◆ Data to use:
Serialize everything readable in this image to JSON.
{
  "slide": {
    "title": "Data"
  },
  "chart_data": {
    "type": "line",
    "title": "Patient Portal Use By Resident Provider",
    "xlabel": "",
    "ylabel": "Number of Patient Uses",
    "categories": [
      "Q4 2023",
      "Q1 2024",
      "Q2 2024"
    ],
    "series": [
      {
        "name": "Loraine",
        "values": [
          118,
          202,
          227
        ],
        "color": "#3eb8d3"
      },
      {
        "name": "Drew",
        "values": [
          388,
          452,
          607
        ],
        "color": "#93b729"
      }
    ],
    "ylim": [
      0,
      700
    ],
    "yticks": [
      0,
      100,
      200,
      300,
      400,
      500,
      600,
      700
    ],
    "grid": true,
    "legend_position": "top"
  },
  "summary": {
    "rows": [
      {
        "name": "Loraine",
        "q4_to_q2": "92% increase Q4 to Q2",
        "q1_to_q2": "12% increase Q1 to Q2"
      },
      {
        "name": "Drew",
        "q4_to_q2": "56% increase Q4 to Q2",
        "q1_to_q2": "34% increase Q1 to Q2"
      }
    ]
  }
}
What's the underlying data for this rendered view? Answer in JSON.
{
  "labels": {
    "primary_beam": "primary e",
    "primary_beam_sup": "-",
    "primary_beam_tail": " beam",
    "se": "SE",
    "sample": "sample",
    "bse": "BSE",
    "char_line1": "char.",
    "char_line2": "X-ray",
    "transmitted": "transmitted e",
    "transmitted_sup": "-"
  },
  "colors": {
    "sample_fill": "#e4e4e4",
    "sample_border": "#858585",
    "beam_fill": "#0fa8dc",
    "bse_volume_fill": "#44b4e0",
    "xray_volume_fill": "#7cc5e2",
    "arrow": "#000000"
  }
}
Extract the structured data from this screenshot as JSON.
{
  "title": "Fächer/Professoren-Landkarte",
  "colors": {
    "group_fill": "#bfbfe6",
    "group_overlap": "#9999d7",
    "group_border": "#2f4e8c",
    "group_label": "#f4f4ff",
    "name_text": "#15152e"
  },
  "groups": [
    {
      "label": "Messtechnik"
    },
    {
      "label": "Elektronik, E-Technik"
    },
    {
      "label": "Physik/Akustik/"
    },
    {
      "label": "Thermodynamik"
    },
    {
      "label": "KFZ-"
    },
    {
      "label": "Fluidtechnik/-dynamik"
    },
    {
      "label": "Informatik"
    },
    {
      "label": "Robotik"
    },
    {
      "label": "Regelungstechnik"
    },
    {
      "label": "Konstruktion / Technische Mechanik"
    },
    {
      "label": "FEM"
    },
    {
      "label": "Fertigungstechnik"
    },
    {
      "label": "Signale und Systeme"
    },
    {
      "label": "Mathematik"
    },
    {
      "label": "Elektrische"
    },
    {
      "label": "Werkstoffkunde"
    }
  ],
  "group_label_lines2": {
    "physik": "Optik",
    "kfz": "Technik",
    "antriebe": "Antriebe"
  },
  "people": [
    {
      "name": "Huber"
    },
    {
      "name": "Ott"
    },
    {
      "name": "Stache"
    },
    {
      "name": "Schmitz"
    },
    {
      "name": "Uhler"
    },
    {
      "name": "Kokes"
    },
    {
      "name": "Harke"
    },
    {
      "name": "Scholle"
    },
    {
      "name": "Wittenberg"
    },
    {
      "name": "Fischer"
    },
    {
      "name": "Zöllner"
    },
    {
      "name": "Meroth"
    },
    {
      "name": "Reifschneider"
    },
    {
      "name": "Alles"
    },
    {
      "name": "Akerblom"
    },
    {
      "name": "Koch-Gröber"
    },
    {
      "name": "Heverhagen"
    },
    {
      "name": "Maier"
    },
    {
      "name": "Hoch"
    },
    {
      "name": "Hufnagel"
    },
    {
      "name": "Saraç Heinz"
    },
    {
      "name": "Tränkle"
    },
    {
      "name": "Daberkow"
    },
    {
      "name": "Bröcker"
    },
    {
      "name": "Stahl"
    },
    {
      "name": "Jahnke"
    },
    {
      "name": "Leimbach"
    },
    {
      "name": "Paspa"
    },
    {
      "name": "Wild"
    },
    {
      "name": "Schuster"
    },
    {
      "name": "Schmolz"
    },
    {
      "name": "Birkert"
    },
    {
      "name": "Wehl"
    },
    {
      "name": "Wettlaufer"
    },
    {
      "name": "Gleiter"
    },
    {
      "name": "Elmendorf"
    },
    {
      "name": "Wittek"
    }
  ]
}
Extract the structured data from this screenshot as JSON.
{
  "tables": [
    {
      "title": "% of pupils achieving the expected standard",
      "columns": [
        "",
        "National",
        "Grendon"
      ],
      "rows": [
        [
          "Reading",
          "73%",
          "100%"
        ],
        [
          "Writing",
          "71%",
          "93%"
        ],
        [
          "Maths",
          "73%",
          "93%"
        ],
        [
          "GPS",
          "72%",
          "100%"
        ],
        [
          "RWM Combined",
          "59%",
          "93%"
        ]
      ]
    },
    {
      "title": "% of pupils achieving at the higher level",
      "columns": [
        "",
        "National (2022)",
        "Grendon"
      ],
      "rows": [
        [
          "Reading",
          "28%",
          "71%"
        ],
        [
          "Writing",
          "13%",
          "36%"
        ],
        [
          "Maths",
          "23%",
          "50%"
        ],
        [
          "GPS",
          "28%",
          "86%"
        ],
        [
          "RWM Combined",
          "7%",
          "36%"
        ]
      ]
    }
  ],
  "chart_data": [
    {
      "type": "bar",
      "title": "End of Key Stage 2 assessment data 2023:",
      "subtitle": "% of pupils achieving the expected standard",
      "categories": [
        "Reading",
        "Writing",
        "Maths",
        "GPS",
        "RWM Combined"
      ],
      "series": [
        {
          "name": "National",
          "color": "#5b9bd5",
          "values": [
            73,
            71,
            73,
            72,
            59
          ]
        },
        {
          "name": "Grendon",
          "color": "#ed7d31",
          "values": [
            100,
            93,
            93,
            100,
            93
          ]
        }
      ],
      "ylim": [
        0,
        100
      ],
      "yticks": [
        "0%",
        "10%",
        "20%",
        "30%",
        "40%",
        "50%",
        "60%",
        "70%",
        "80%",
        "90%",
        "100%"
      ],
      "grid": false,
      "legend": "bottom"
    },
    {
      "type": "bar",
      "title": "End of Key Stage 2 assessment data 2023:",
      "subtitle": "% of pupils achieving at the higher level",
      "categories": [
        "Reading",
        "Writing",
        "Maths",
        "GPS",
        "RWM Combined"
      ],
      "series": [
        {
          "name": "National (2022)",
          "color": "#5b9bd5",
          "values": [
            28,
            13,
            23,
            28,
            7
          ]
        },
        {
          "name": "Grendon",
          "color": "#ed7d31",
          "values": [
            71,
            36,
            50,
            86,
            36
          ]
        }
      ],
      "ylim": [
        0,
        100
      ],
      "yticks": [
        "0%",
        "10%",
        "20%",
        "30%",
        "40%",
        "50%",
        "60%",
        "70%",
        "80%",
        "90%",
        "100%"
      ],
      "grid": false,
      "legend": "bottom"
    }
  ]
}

◆ Set exercise:
State the count of lines that contain the string "level". Nothing else is needed.

◆ Complete output:
2